--- BEGIN ---
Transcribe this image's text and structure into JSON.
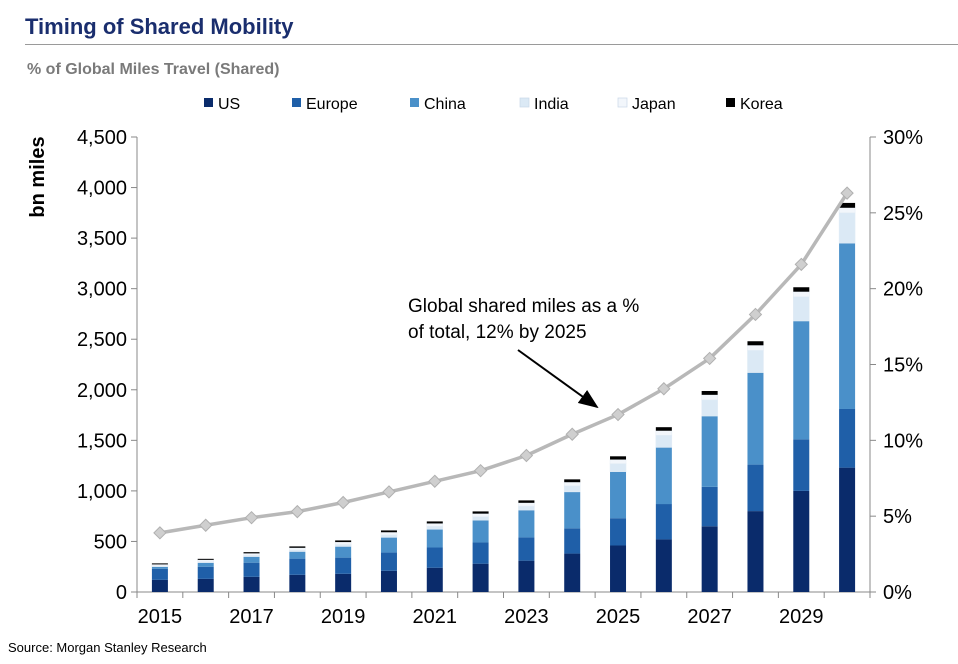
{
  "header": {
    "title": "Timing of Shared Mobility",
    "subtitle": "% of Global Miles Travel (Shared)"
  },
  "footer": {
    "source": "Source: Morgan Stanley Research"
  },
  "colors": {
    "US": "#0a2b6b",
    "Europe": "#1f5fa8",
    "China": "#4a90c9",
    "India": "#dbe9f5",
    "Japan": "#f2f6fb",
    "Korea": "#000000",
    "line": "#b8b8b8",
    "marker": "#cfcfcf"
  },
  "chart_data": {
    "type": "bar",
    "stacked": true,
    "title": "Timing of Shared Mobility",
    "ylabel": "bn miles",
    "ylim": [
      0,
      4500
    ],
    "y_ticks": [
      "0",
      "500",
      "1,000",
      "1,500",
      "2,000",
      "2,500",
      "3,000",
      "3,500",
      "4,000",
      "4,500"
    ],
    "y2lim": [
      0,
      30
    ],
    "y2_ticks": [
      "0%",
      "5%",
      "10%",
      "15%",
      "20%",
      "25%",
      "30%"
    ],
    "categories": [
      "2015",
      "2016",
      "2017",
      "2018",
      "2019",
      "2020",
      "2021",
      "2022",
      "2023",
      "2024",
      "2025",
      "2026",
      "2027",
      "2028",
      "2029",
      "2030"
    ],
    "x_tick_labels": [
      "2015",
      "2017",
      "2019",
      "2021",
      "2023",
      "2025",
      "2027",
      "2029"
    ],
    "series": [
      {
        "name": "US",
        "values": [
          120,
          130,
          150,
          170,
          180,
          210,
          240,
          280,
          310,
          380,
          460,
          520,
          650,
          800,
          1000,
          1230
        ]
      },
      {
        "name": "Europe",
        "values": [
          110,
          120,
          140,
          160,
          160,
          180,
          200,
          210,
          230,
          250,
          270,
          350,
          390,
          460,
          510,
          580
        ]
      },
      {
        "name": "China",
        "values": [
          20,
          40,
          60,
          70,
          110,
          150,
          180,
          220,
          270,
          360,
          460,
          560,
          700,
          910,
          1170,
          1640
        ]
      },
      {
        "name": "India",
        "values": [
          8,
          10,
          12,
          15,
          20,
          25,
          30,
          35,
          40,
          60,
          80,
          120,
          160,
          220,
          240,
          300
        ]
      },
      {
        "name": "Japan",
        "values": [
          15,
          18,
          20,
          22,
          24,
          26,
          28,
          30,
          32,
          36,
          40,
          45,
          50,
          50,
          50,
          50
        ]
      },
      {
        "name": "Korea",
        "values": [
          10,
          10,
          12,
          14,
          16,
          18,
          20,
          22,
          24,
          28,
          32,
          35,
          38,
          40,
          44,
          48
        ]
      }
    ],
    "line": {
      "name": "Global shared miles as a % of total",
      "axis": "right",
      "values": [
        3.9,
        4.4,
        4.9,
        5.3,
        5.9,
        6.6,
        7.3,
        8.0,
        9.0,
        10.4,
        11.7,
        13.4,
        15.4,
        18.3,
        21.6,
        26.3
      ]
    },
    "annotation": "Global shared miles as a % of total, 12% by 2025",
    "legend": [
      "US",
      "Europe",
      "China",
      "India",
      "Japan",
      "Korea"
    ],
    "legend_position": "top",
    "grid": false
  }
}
--- END ---
--- BEGIN ---
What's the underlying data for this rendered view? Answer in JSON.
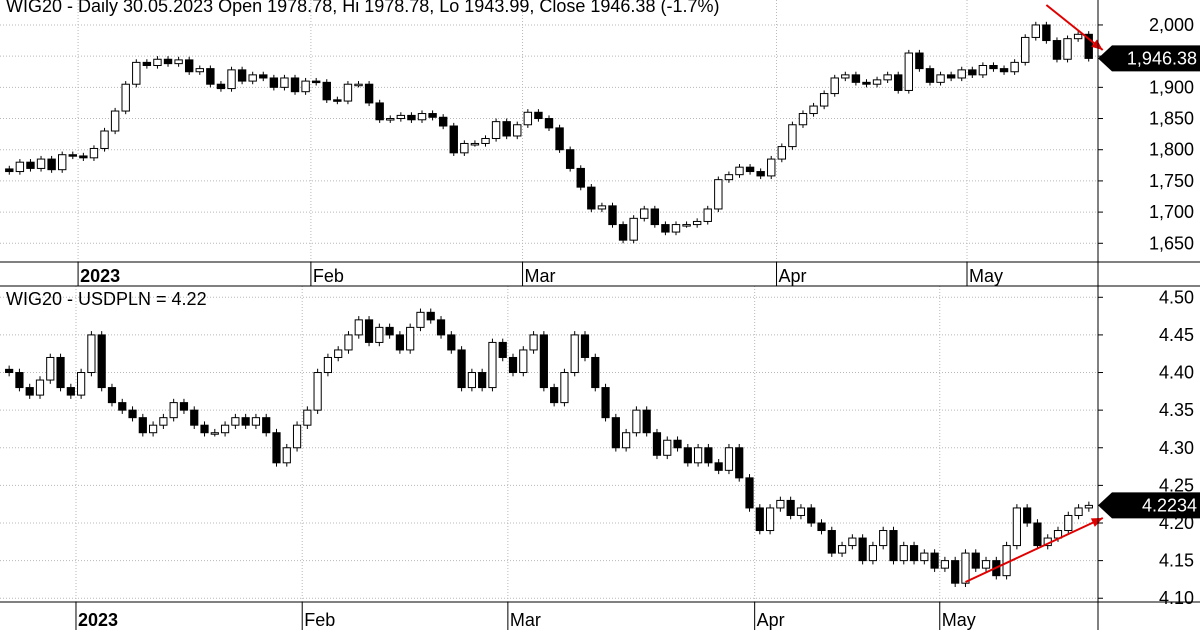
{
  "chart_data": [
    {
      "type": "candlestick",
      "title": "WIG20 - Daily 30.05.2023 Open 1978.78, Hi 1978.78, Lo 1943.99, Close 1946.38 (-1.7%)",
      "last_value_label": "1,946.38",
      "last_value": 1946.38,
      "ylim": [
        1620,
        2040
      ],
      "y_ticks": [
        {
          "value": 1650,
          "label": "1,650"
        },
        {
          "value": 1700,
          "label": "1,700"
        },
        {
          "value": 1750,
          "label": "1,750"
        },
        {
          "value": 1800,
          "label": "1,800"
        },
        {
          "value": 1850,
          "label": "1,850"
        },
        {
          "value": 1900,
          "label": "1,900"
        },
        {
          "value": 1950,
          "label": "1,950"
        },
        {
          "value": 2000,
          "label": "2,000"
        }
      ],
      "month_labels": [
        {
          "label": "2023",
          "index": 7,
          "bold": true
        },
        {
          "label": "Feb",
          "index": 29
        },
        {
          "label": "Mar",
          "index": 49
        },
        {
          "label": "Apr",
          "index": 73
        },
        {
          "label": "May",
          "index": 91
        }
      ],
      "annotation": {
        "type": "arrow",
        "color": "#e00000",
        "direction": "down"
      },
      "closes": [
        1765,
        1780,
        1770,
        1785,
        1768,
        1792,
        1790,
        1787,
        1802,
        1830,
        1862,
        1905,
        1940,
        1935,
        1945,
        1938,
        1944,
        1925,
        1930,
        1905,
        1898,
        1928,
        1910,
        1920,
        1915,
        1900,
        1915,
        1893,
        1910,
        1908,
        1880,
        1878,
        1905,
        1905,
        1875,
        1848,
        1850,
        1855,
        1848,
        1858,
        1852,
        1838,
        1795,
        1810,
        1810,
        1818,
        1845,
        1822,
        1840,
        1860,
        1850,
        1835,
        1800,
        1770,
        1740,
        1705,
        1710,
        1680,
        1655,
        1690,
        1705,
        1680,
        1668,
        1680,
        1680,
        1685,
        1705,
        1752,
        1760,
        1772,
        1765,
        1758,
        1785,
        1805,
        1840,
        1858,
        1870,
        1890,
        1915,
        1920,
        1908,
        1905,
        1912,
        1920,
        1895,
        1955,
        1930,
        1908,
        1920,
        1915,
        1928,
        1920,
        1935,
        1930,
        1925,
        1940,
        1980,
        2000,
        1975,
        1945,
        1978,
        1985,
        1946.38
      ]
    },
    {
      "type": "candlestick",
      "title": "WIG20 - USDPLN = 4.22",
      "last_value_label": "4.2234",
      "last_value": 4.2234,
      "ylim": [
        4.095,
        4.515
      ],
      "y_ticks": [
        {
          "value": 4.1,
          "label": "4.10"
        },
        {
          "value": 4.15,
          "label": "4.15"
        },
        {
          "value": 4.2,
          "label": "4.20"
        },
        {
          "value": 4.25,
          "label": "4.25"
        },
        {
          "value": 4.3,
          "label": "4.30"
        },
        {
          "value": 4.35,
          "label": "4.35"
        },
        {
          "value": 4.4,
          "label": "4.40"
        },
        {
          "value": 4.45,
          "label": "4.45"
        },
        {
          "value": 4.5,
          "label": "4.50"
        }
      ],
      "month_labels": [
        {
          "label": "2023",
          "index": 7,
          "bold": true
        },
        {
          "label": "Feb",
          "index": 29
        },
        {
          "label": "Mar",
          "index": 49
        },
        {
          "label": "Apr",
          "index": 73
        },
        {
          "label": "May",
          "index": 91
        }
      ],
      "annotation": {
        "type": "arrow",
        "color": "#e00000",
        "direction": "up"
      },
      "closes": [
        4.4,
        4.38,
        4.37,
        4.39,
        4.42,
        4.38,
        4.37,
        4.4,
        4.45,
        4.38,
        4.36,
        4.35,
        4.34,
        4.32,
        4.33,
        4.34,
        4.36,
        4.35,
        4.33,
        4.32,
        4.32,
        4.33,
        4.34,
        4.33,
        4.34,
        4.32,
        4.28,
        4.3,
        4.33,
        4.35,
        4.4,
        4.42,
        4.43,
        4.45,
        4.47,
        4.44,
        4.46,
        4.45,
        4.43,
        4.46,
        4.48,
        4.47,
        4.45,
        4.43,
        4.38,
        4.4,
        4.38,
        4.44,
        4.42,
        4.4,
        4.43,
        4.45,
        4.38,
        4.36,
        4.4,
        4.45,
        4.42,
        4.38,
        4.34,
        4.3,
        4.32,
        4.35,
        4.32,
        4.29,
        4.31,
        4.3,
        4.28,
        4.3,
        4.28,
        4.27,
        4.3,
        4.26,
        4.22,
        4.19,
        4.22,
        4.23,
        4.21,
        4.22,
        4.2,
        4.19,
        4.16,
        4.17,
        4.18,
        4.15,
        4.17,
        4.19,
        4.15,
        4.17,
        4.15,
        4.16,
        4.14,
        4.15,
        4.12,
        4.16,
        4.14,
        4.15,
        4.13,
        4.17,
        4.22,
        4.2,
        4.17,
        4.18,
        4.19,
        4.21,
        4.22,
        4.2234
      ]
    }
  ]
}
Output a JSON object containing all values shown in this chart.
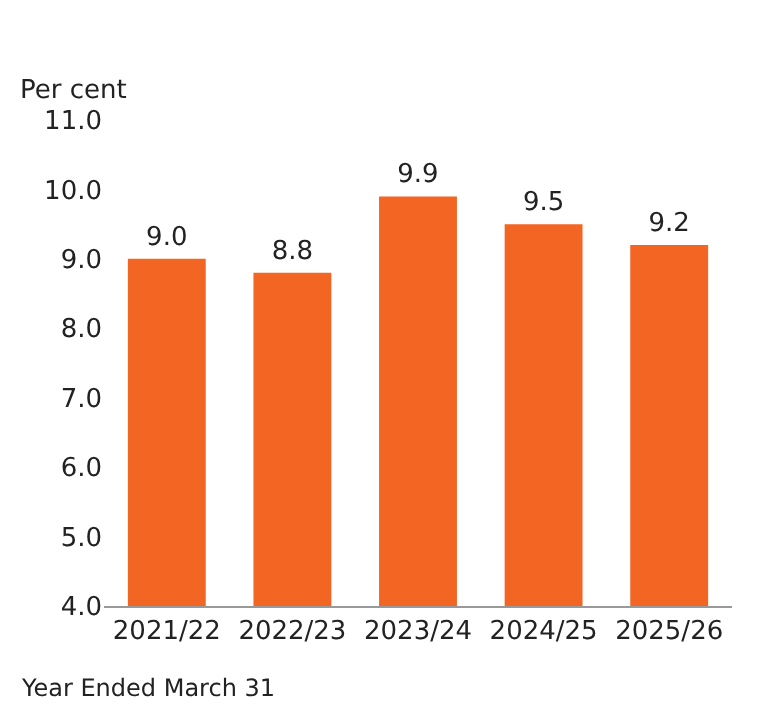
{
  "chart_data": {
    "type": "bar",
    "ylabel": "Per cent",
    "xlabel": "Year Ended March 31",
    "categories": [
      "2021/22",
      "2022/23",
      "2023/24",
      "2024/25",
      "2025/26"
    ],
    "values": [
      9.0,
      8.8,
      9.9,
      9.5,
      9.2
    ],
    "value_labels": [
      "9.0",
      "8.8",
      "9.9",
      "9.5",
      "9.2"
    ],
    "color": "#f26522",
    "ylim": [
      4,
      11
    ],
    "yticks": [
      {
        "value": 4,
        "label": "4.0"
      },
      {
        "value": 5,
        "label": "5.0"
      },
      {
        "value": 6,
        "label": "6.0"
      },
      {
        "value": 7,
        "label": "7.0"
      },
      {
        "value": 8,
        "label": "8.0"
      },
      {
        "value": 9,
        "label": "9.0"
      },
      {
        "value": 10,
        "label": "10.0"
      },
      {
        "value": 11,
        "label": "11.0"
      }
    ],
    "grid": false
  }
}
--- END ---
__Short task__
Find and copy every line in the entries above where the string "name" occurs.

__The reply__
        "name": "US",
        "name": "Europe",
        "name": "China",
        "name": "India",
        "name": "Japan",
        "name": "Korea",
      "name": "Global shared miles as a % of total",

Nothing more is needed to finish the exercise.